### Requirement
Go through the entries below and pick out every line with "this".

*** Data extract

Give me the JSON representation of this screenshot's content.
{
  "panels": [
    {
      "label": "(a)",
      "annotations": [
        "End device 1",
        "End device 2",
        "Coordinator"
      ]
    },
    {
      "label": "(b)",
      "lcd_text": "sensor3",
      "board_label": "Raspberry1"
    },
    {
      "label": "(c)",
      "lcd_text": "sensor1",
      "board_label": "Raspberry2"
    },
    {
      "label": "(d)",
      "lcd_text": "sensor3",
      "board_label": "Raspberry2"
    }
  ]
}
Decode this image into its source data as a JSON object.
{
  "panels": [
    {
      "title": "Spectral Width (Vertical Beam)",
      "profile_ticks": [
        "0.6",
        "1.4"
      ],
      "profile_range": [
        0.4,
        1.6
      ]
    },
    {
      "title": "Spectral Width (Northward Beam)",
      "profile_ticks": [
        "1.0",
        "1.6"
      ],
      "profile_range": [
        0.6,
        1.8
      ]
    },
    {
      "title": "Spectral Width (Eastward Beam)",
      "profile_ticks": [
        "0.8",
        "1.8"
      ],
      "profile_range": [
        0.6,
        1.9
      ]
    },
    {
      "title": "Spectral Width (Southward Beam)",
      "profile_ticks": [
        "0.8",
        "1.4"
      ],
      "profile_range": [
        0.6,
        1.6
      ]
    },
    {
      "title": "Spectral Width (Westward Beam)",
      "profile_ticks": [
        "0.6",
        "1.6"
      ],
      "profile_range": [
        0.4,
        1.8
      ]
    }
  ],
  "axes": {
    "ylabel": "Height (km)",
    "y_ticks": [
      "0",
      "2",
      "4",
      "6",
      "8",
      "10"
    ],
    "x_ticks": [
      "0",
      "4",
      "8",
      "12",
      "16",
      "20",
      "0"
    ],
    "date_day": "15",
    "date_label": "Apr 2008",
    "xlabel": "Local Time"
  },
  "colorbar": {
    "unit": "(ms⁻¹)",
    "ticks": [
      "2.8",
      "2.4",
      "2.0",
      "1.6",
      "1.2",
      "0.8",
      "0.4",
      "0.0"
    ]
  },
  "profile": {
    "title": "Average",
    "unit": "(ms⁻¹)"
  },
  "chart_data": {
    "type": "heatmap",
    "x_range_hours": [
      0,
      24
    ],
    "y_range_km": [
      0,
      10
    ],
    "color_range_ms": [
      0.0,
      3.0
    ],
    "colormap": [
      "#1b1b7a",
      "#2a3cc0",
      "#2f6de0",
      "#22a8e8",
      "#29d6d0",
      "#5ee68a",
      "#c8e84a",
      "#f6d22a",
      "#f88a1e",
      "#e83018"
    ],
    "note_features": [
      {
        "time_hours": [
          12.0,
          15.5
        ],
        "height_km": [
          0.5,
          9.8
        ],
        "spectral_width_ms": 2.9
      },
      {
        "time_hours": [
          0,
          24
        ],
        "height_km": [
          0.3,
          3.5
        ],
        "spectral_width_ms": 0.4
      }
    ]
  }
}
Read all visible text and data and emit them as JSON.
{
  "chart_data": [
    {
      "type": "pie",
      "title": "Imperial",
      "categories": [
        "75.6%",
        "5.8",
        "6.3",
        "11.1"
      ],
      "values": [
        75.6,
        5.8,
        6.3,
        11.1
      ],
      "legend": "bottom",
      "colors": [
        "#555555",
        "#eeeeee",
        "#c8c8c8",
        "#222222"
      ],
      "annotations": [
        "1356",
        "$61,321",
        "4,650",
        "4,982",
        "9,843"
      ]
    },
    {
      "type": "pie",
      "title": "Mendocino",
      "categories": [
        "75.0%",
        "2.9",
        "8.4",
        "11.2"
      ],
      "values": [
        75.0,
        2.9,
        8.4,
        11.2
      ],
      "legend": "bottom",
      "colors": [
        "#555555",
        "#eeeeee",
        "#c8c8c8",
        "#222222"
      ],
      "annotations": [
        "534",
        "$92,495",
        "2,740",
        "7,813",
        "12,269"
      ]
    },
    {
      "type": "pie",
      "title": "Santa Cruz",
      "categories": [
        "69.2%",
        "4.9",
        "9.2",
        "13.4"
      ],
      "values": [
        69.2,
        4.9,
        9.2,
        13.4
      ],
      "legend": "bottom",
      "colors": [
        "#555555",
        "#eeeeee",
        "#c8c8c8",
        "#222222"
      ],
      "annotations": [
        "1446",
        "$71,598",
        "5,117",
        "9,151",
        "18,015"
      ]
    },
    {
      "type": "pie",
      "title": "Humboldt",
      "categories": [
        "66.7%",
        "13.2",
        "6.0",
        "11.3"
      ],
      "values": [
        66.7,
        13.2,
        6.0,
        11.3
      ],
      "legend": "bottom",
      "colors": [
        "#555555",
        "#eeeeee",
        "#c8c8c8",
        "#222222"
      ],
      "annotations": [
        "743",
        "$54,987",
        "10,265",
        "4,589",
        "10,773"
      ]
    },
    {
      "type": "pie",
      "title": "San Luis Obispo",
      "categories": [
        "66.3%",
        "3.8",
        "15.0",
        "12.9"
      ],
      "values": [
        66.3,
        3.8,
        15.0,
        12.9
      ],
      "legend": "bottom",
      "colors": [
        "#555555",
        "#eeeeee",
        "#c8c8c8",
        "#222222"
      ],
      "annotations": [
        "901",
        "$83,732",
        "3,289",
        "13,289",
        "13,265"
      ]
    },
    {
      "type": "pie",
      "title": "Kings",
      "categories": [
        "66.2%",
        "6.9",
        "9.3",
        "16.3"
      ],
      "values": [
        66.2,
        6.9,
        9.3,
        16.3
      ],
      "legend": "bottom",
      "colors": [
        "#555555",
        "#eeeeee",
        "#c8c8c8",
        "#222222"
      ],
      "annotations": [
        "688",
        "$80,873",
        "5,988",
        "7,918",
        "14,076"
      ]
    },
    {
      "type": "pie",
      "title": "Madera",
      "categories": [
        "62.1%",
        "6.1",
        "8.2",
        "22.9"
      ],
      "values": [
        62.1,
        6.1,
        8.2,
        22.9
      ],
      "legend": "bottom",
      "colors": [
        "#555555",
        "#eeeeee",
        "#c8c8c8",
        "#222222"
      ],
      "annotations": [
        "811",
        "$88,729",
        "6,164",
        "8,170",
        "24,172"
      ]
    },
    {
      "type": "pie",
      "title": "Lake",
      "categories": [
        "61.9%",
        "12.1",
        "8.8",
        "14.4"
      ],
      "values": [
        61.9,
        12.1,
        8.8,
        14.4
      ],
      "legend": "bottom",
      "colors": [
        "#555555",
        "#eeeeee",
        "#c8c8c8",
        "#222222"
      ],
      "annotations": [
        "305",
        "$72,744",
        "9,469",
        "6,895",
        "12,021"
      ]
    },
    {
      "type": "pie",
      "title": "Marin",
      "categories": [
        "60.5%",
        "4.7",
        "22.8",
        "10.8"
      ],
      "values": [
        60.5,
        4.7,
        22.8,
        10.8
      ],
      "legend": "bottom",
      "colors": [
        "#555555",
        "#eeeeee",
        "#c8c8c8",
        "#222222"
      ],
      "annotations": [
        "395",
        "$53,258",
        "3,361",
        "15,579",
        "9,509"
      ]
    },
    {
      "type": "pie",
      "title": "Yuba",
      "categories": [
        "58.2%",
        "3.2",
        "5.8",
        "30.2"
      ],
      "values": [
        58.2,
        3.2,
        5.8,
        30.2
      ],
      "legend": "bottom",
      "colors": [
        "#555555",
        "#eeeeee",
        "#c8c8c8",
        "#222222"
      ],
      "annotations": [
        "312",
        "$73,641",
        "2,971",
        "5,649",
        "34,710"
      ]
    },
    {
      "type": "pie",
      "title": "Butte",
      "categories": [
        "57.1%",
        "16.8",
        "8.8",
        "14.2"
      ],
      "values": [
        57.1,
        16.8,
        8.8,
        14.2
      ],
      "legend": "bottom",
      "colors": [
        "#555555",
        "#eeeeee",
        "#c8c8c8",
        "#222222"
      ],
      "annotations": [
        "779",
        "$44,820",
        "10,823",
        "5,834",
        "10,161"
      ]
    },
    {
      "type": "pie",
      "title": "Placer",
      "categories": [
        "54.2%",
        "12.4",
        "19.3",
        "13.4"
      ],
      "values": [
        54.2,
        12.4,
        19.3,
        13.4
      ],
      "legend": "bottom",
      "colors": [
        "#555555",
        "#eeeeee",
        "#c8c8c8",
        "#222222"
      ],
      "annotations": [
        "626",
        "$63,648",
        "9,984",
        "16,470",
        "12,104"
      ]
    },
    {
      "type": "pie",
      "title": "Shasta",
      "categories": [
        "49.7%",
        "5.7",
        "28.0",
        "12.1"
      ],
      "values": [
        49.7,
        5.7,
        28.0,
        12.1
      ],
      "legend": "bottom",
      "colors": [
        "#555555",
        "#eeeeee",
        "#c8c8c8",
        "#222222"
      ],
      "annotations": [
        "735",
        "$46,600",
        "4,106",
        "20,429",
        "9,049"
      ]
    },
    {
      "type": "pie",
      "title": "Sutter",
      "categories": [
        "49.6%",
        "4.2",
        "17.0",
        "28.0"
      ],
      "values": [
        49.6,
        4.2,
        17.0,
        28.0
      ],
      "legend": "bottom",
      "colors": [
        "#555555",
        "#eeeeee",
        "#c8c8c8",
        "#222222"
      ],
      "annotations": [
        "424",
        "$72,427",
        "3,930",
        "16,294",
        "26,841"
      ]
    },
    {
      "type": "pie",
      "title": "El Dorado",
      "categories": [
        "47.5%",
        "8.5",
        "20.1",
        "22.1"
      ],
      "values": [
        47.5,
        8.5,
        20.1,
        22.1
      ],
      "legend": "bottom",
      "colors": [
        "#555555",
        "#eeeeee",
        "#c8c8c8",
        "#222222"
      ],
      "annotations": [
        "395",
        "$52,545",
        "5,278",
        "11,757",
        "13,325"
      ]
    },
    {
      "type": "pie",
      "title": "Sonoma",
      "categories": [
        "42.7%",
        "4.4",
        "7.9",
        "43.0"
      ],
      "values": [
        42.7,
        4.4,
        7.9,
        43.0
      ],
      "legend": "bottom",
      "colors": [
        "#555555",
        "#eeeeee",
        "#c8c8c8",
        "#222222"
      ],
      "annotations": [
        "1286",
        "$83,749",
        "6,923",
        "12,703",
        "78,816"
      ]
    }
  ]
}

******

### Task result
Give me the JSON representation of this screenshot's content.
Decode this image into its source data as a JSON object.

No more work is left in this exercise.